Dataset items
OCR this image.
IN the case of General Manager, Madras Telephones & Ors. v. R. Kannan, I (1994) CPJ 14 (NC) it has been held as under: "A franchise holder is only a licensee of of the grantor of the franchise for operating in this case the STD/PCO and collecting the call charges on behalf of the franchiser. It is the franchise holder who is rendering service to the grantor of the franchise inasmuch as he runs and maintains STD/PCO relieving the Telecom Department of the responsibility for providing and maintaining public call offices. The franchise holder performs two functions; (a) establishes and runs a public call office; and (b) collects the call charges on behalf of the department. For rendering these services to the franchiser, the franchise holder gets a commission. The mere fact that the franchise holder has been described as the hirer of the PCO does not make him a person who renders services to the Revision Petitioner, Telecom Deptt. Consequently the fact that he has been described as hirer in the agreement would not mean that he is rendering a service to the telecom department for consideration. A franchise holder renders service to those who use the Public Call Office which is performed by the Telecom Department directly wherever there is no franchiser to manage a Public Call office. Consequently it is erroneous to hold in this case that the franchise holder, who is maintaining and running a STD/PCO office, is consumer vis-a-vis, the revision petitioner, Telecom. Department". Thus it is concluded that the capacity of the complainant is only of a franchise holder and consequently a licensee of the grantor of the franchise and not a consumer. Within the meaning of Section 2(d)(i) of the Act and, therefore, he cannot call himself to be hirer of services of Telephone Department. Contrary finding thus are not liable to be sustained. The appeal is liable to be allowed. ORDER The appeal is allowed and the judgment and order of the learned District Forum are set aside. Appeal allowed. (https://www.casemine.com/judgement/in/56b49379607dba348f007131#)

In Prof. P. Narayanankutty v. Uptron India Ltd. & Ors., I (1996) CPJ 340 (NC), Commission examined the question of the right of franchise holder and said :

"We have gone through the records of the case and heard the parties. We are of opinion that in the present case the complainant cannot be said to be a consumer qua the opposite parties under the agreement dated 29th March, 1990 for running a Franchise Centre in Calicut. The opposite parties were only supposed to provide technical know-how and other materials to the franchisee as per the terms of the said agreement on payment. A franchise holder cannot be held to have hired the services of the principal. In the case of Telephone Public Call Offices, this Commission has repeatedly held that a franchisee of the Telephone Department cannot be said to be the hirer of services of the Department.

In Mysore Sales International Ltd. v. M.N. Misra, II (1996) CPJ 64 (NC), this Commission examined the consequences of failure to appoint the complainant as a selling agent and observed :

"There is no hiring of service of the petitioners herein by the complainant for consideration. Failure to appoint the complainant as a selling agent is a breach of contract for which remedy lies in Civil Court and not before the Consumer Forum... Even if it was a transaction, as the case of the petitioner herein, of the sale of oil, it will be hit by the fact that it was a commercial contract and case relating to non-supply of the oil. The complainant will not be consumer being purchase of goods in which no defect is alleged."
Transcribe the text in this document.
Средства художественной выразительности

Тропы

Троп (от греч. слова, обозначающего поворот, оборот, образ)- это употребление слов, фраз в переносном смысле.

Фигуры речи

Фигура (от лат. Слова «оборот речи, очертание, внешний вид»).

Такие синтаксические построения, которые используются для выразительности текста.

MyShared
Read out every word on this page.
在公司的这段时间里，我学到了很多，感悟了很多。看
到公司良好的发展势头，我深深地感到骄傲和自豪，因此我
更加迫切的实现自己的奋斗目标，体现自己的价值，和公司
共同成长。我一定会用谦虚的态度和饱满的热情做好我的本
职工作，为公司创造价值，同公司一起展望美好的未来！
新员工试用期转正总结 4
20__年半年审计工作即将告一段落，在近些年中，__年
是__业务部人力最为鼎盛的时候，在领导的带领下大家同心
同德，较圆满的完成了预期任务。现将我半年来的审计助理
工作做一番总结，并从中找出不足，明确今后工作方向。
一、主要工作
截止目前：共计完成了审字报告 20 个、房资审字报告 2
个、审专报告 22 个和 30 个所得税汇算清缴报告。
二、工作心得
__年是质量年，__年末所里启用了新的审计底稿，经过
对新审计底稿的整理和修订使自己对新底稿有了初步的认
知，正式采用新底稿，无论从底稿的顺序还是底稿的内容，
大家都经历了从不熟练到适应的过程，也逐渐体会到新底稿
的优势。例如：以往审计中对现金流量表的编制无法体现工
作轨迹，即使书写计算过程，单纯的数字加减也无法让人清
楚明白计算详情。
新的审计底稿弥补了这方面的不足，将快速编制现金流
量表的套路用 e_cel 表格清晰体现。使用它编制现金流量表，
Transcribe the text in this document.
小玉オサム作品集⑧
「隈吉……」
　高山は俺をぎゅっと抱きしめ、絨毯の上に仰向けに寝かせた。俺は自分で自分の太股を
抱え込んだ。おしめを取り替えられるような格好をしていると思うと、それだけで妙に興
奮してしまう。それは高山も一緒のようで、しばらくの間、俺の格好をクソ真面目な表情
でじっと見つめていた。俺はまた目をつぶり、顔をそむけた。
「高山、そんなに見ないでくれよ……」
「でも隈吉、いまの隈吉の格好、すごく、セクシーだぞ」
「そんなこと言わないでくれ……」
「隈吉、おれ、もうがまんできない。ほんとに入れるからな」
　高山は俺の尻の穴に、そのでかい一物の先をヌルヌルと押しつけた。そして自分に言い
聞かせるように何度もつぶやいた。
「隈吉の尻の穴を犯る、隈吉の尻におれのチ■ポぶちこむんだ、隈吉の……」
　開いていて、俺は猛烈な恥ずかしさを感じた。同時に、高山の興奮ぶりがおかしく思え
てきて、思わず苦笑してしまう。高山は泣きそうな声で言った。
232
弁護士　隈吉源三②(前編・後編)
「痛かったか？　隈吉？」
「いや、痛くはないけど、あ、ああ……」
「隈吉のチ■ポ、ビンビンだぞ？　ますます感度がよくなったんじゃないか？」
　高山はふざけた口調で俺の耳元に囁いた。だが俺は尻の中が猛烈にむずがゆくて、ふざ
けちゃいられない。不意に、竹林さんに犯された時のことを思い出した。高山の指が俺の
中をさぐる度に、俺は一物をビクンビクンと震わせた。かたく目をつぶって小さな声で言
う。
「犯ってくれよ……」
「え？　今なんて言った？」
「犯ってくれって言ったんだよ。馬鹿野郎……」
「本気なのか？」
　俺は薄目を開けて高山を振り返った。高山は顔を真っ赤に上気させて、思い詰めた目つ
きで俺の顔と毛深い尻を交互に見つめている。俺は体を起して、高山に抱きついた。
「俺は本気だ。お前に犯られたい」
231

Your instructions = Pull out every line in the material above where "selling" occurs.

Answer to this task =
In Mysore Sales International Ltd. v. M.N. Misra, II (1996) CPJ 64 (NC), this Commission examined the consequences of failure to appoint the complainant as a selling agent and observed :
"There is no hiring of service of the petitioners herein by the complainant for consideration. Failure to appoint the complainant as a selling agent is a breach of contract for which remedy lies in Civil Court and not before the Consumer Forum... Even if it was a transaction, as the case of the petitioner herein, of the sale of oil, it will be hit by the fact that it was a commercial contract and case relating to non-supply of the oil. The complainant will not be consumer being purchase of goods in which no defect is alleged."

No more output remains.